>> start
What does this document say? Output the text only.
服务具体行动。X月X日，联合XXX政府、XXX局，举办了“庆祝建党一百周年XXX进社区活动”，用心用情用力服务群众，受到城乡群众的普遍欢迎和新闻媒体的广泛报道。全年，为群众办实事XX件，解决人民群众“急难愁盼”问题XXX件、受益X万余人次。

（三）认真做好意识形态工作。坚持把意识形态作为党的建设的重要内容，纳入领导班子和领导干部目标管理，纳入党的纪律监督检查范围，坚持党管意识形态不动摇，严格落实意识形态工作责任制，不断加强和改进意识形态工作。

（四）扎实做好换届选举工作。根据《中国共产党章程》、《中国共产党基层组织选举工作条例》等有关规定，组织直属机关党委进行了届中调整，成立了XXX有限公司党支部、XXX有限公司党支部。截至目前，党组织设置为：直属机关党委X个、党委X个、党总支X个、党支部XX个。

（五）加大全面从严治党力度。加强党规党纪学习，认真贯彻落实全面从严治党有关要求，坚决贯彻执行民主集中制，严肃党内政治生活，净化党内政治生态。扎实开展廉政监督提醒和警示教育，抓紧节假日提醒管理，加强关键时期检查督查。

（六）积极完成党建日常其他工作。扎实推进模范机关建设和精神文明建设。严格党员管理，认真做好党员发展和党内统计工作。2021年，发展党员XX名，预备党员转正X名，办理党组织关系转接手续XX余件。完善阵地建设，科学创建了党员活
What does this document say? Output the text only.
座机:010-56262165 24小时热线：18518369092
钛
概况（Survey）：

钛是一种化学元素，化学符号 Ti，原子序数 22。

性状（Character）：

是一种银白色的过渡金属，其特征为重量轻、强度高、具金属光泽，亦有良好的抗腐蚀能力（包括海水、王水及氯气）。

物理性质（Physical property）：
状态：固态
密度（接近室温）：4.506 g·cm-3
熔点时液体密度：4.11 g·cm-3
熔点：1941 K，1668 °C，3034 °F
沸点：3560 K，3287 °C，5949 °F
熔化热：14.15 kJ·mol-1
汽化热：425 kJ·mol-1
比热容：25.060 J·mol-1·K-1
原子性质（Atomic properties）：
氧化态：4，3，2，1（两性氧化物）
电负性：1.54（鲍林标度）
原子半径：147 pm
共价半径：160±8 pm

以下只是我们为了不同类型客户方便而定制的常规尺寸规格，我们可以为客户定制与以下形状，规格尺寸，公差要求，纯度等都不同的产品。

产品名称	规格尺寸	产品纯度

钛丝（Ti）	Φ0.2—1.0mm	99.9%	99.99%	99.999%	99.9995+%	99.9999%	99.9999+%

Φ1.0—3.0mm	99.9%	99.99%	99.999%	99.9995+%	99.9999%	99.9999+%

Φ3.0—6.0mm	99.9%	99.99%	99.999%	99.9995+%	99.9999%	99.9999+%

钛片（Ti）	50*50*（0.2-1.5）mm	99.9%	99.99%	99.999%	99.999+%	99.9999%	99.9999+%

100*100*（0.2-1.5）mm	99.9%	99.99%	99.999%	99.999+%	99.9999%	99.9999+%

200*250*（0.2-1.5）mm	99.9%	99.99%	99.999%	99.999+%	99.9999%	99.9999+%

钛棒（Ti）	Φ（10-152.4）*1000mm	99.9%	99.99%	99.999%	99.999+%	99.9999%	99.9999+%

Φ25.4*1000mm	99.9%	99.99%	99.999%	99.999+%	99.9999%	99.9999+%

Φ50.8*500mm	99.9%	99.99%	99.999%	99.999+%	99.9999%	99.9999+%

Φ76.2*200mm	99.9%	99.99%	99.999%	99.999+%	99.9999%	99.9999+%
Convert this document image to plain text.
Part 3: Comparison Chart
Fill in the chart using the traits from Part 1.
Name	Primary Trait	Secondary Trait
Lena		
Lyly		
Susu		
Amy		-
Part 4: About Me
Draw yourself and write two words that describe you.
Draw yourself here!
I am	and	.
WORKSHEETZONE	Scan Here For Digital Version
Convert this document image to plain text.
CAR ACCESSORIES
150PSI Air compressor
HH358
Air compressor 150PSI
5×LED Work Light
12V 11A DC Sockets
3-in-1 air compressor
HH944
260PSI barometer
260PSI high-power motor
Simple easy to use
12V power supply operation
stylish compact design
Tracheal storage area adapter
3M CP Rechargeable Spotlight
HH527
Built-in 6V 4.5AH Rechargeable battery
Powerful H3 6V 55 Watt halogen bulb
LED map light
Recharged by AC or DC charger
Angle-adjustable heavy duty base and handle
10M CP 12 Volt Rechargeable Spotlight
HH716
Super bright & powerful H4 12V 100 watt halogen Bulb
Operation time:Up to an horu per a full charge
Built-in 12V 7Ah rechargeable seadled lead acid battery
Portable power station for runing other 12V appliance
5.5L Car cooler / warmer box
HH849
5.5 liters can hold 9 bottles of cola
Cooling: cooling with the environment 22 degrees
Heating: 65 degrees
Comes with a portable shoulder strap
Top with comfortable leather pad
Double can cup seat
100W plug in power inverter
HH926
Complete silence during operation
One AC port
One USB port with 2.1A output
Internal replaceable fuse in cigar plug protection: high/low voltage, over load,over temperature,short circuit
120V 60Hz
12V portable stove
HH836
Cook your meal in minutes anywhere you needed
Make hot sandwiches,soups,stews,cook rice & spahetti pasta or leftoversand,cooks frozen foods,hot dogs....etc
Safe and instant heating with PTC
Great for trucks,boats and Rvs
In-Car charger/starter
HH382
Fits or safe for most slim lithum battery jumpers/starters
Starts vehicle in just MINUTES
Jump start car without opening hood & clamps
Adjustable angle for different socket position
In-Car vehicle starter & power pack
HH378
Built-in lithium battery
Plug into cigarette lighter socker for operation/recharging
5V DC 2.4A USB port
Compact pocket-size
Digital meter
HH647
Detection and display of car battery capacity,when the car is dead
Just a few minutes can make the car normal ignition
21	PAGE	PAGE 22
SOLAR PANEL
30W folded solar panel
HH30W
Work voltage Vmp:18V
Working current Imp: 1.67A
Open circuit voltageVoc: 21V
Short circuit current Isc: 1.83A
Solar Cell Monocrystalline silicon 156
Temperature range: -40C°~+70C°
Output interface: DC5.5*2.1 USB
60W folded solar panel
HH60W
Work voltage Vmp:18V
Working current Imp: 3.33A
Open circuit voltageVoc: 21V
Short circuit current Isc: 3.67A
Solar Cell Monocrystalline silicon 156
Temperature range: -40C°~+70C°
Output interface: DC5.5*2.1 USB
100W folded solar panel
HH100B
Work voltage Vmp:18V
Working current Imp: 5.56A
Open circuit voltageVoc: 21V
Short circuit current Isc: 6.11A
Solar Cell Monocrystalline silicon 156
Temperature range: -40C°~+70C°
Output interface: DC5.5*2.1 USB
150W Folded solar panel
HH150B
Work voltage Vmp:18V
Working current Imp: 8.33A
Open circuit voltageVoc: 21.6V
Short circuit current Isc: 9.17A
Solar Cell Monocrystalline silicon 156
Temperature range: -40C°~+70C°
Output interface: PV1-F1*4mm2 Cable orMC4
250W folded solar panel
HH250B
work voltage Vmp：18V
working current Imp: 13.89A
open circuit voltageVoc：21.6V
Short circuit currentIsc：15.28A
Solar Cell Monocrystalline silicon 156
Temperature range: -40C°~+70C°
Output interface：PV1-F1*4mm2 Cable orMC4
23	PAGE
>> end
__GIVEN EXERCISE__: Your answer should be only the number of lines that hold the word "halogen".

__THE COMPLETED TASK__: 2